Stated task: Reproduce all of the material word for word.

Material to process:
---
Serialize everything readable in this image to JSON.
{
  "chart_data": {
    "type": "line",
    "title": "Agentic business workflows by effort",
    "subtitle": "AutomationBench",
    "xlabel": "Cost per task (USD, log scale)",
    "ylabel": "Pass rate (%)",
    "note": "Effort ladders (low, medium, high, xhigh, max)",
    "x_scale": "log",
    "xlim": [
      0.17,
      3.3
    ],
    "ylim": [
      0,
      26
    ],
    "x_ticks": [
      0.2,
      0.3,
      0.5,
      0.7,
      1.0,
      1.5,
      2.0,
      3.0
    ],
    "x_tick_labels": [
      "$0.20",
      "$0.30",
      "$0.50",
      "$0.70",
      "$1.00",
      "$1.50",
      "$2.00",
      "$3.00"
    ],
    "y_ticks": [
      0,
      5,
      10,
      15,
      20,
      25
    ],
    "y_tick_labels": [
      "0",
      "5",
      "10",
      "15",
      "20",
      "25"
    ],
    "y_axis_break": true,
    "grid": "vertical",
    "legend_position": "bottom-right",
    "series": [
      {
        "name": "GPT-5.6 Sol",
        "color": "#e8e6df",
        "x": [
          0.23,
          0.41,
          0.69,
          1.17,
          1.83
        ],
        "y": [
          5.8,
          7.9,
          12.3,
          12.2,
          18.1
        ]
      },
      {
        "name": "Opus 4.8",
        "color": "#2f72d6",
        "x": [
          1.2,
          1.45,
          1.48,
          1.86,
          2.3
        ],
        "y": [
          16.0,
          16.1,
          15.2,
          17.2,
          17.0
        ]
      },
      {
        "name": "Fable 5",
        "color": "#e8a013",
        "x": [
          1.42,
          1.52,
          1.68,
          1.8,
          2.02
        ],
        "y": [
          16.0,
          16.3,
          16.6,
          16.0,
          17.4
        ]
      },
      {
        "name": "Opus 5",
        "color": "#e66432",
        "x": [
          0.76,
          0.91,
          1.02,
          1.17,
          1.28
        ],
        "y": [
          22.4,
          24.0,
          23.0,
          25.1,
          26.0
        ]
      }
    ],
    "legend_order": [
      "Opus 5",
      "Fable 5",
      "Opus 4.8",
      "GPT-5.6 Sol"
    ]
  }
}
---
Answer to the problem:
Serialize everything readable in this image to JSON.
{
  "chart_data": {
    "type": "line",
    "title": "Agentic business workflows by effort",
    "subtitle": "AutomationBench",
    "xlabel": "Cost per task (USD, log scale)",
    "ylabel": "Pass rate (%)",
    "note": "Effort ladders (low, medium, high, xhigh, max)",
    "x_scale": "log",
    "xlim": [
      0.17,
      3.3
    ],
    "ylim": [
      0,
      26
    ],
    "x_ticks": [
      0.2,
      0.3,
      0.5,
      0.7,
      1.0,
      1.5,
      2.0,
      3.0
    ],
    "x_tick_labels": [
      "$0.20",
      "$0.30",
      "$0.50",
      "$0.70",
      "$1.00",
      "$1.50",
      "$2.00",
      "$3.00"
    ],
    "y_ticks": [
      0,
      5,
      10,
      15,
      20,
      25
    ],
    "y_tick_labels": [
      "0",
      "5",
      "10",
      "15",
      "20",
      "25"
    ],
    "y_axis_break": true,
    "grid": "vertical",
    "legend_position": "bottom-right",
    "series": [
      {
        "name": "GPT-5.6 Sol",
        "color": "#e8e6df",
        "x": [
          0.23,
          0.41,
          0.69,
          1.17,
          1.83
        ],
        "y": [
          5.8,
          7.9,
          12.3,
          12.2,
          18.1
        ]
      },
      {
        "name": "Opus 4.8",
        "color": "#2f72d6",
        "x": [
          1.2,
          1.45,
          1.48,
          1.86,
          2.3
        ],
        "y": [
          16.0,
          16.1,
          15.2,
          17.2,
          17.0
        ]
      },
      {
        "name": "Fable 5",
        "color": "#e8a013",
        "x": [
          1.42,
          1.52,
          1.68,
          1.8,
          2.02
        ],
        "y": [
          16.0,
          16.3,
          16.6,
          16.0,
          17.4
        ]
      },
      {
        "name": "Opus 5",
        "color": "#e66432",
        "x": [
          0.76,
          0.91,
          1.02,
          1.17,
          1.28
        ],
        "y": [
          22.4,
          24.0,
          23.0,
          25.1,
          26.0
        ]
      }
    ],
    "legend_order": [
      "Opus 5",
      "Fable 5",
      "Opus 4.8",
      "GPT-5.6 Sol"
    ]
  }
}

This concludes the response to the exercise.